:: MATERIAL FOR THIS TASK

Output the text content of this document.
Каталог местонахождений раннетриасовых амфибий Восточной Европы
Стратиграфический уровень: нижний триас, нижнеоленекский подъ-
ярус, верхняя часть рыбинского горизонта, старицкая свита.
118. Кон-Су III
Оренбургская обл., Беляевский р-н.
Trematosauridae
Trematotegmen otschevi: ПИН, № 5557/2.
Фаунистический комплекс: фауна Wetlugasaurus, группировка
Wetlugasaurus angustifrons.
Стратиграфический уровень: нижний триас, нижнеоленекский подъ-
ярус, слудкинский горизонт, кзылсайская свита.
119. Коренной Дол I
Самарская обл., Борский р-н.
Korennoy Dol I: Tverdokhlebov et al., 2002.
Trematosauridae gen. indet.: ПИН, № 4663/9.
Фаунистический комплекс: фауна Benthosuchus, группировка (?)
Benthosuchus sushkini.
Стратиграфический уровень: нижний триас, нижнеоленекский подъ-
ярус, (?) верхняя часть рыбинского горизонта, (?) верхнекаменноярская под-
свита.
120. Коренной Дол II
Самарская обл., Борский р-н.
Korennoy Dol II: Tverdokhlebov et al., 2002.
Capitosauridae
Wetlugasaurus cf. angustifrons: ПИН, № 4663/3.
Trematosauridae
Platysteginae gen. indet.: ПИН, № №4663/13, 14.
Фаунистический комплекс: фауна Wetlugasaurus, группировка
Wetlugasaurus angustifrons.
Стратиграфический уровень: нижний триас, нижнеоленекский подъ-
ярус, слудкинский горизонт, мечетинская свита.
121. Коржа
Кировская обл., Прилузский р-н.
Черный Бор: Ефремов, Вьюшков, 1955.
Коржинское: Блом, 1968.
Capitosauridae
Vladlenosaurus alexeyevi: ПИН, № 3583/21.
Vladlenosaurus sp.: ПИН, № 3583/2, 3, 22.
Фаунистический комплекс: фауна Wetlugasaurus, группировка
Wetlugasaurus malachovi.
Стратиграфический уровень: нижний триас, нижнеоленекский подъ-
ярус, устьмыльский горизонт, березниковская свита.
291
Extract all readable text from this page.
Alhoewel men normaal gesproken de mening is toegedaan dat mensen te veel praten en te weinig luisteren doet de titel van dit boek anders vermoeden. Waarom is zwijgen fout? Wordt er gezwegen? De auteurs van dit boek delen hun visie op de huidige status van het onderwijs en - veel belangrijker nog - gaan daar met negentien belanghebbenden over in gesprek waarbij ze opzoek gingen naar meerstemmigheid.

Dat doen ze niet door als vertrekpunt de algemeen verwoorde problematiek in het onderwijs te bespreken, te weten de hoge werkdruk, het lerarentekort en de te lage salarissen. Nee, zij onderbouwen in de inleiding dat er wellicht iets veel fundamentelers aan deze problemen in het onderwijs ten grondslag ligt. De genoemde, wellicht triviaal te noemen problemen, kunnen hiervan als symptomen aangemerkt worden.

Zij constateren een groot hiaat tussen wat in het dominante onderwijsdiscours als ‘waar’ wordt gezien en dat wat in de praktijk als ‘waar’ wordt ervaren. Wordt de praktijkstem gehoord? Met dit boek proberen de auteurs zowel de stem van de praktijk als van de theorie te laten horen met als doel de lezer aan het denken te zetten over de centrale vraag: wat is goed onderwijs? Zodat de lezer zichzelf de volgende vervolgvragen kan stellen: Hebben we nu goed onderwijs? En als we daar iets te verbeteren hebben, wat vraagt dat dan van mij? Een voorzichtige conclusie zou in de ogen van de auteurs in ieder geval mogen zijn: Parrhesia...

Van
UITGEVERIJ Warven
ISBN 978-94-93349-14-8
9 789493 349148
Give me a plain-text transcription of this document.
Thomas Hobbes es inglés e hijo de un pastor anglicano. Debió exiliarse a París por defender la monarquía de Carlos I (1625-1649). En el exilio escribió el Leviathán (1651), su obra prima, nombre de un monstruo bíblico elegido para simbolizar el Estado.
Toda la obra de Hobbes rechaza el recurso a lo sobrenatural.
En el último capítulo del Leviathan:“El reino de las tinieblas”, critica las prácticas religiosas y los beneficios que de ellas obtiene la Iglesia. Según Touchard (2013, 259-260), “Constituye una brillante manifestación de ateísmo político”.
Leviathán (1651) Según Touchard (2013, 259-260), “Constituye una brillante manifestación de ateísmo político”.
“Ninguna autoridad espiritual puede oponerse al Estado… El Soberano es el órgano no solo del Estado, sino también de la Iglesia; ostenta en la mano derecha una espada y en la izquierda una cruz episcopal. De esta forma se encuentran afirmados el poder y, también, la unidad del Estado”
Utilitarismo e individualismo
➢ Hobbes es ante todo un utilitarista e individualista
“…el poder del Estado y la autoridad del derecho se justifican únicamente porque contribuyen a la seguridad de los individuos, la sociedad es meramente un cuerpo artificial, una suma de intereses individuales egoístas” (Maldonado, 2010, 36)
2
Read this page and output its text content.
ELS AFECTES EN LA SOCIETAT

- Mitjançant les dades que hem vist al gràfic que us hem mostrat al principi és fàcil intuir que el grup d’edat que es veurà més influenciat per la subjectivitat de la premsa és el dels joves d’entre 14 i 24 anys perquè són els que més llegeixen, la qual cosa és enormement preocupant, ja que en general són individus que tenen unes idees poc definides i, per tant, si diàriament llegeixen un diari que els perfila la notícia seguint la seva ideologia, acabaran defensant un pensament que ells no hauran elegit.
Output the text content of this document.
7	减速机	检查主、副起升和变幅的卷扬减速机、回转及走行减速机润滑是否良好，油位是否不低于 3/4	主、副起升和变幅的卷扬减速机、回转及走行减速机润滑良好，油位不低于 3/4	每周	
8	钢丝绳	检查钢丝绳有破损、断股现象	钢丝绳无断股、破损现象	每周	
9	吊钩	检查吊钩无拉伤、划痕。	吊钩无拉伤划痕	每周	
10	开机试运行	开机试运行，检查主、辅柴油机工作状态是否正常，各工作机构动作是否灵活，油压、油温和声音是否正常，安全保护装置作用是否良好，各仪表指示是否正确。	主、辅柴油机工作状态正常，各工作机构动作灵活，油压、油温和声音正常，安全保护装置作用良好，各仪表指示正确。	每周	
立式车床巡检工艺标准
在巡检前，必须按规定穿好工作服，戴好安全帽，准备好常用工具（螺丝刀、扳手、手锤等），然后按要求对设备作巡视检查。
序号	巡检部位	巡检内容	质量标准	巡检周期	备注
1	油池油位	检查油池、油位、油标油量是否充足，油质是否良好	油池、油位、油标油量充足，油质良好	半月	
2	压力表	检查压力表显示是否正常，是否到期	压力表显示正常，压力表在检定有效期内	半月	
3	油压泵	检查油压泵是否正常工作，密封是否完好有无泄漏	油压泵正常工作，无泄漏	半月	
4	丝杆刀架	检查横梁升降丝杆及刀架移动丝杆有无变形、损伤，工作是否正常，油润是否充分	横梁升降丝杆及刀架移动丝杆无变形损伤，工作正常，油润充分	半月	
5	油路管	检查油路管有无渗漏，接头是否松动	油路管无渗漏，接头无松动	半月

::::

▶ **EXERCISE BRIEF**: Repeat the material above in full, quoting it exactly.

▶ **ANSWER TO THE PROBLEM**:
Output the text content of this document.
Каталог местонахождений раннетриасовых амфибий Восточной Европы
Стратиграфический уровень: нижний триас, нижнеоленекский подъ-
ярус, верхняя часть рыбинского горизонта, старицкая свита.
118. Кон-Су III
Оренбургская обл., Беляевский р-н.
Trematosauridae
Trematotegmen otschevi: ПИН, № 5557/2.
Фаунистический комплекс: фауна Wetlugasaurus, группировка
Wetlugasaurus angustifrons.
Стратиграфический уровень: нижний триас, нижнеоленекский подъ-
ярус, слудкинский горизонт, кзылсайская свита.
119. Коренной Дол I
Самарская обл., Борский р-н.
Korennoy Dol I: Tverdokhlebov et al., 2002.
Trematosauridae gen. indet.: ПИН, № 4663/9.
Фаунистический комплекс: фауна Benthosuchus, группировка (?)
Benthosuchus sushkini.
Стратиграфический уровень: нижний триас, нижнеоленекский подъ-
ярус, (?) верхняя часть рыбинского горизонта, (?) верхнекаменноярская под-
свита.
120. Коренной Дол II
Самарская обл., Борский р-н.
Korennoy Dol II: Tverdokhlebov et al., 2002.
Capitosauridae
Wetlugasaurus cf. angustifrons: ПИН, № 4663/3.
Trematosauridae
Platysteginae gen. indet.: ПИН, № №4663/13, 14.
Фаунистический комплекс: фауна Wetlugasaurus, группировка
Wetlugasaurus angustifrons.
Стратиграфический уровень: нижний триас, нижнеоленекский подъ-
ярус, слудкинский горизонт, мечетинская свита.
121. Коржа
Кировская обл., Прилузский р-н.
Черный Бор: Ефремов, Вьюшков, 1955.
Коржинское: Блом, 1968.
Capitosauridae
Vladlenosaurus alexeyevi: ПИН, № 3583/21.
Vladlenosaurus sp.: ПИН, № 3583/2, 3, 22.
Фаунистический комплекс: фауна Wetlugasaurus, группировка
Wetlugasaurus malachovi.
Стратиграфический уровень: нижний триас, нижнеоленекский подъ-
ярус, устьмыльский горизонт, березниковская свита.
291
Extract all readable text from this page.
Alhoewel men normaal gesproken de mening is toegedaan dat mensen te veel praten en te weinig luisteren doet de titel van dit boek anders vermoeden. Waarom is zwijgen fout? Wordt er gezwegen? De auteurs van dit boek delen hun visie op de huidige status van het onderwijs en - veel belangrijker nog - gaan daar met negentien belanghebbenden over in gesprek waarbij ze opzoek gingen naar meerstemmigheid.

Dat doen ze niet door als vertrekpunt de algemeen verwoorde problematiek in het onderwijs te bespreken, te weten de hoge werkdruk, het lerarentekort en de te lage salarissen. Nee, zij onderbouwen in de inleiding dat er wellicht iets veel fundamentelers aan deze problemen in het onderwijs ten grondslag ligt. De genoemde, wellicht triviaal te noemen problemen, kunnen hiervan als symptomen aangemerkt worden.

Zij constateren een groot hiaat tussen wat in het dominante onderwijsdiscours als ‘waar’ wordt gezien en dat wat in de praktijk als ‘waar’ wordt ervaren. Wordt de praktijkstem gehoord? Met dit boek proberen de auteurs zowel de stem van de praktijk als van de theorie te laten horen met als doel de lezer aan het denken te zetten over de centrale vraag: wat is goed onderwijs? Zodat de lezer zichzelf de volgende vervolgvragen kan stellen: Hebben we nu goed onderwijs? En als we daar iets te verbeteren hebben, wat vraagt dat dan van mij? Een voorzichtige conclusie zou in de ogen van de auteurs in ieder geval mogen zijn: Parrhesia...

Van
UITGEVERIJ Warven
ISBN 978-94-93349-14-8
9 789493 349148
Give me a plain-text transcription of this document.
Thomas Hobbes es inglés e hijo de un pastor anglicano. Debió exiliarse a París por defender la monarquía de Carlos I (1625-1649). En el exilio escribió el Leviathán (1651), su obra prima, nombre de un monstruo bíblico elegido para simbolizar el Estado.
Toda la obra de Hobbes rechaza el recurso a lo sobrenatural.
En el último capítulo del Leviathan:“El reino de las tinieblas”, critica las prácticas religiosas y los beneficios que de ellas obtiene la Iglesia. Según Touchard (2013, 259-260), “Constituye una brillante manifestación de ateísmo político”.
Leviathán (1651) Según Touchard (2013, 259-260), “Constituye una brillante manifestación de ateísmo político”.
“Ninguna autoridad espiritual puede oponerse al Estado… El Soberano es el órgano no solo del Estado, sino también de la Iglesia; ostenta en la mano derecha una espada y en la izquierda una cruz episcopal. De esta forma se encuentran afirmados el poder y, también, la unidad del Estado”
Utilitarismo e individualismo
➢ Hobbes es ante todo un utilitarista e individualista
“…el poder del Estado y la autoridad del derecho se justifican únicamente porque contribuyen a la seguridad de los individuos, la sociedad es meramente un cuerpo artificial, una suma de intereses individuales egoístas” (Maldonado, 2010, 36)
2
Read this page and output its text content.
ELS AFECTES EN LA SOCIETAT

- Mitjançant les dades que hem vist al gràfic que us hem mostrat al principi és fàcil intuir que el grup d’edat que es veurà més influenciat per la subjectivitat de la premsa és el dels joves d’entre 14 i 24 anys perquè són els que més llegeixen, la qual cosa és enormement preocupant, ja que en general són individus que tenen unes idees poc definides i, per tant, si diàriament llegeixen un diari que els perfila la notícia seguint la seva ideologia, acabaran defensant un pensament que ells no hauran elegit.
Output the text content of this document.
7	减速机	检查主、副起升和变幅的卷扬减速机、回转及走行减速机润滑是否良好，油位是否不低于 3/4	主、副起升和变幅的卷扬减速机、回转及走行减速机润滑良好，油位不低于 3/4	每周	
8	钢丝绳	检查钢丝绳有破损、断股现象	钢丝绳无断股、破损现象	每周	
9	吊钩	检查吊钩无拉伤、划痕。	吊钩无拉伤划痕	每周	
10	开机试运行	开机试运行，检查主、辅柴油机工作状态是否正常，各工作机构动作是否灵活，油压、油温和声音是否正常，安全保护装置作用是否良好，各仪表指示是否正确。	主、辅柴油机工作状态正常，各工作机构动作灵活，油压、油温和声音正常，安全保护装置作用良好，各仪表指示正确。	每周	
立式车床巡检工艺标准
在巡检前，必须按规定穿好工作服，戴好安全帽，准备好常用工具（螺丝刀、扳手、手锤等），然后按要求对设备作巡视检查。
序号	巡检部位	巡检内容	质量标准	巡检周期	备注
1	油池油位	检查油池、油位、油标油量是否充足，油质是否良好	油池、油位、油标油量充足，油质良好	半月	
2	压力表	检查压力表显示是否正常，是否到期	压力表显示正常，压力表在检定有效期内	半月	
3	油压泵	检查油压泵是否正常工作，密封是否完好有无泄漏	油压泵正常工作，无泄漏	半月	
4	丝杆刀架	检查横梁升降丝杆及刀架移动丝杆有无变形、损伤，工作是否正常，油润是否充分	横梁升降丝杆及刀架移动丝杆无变形损伤，工作正常，油润充分	半月	
5	油路管	检查油路管有无渗漏，接头是否松动	油路管无渗漏，接头无松动	半月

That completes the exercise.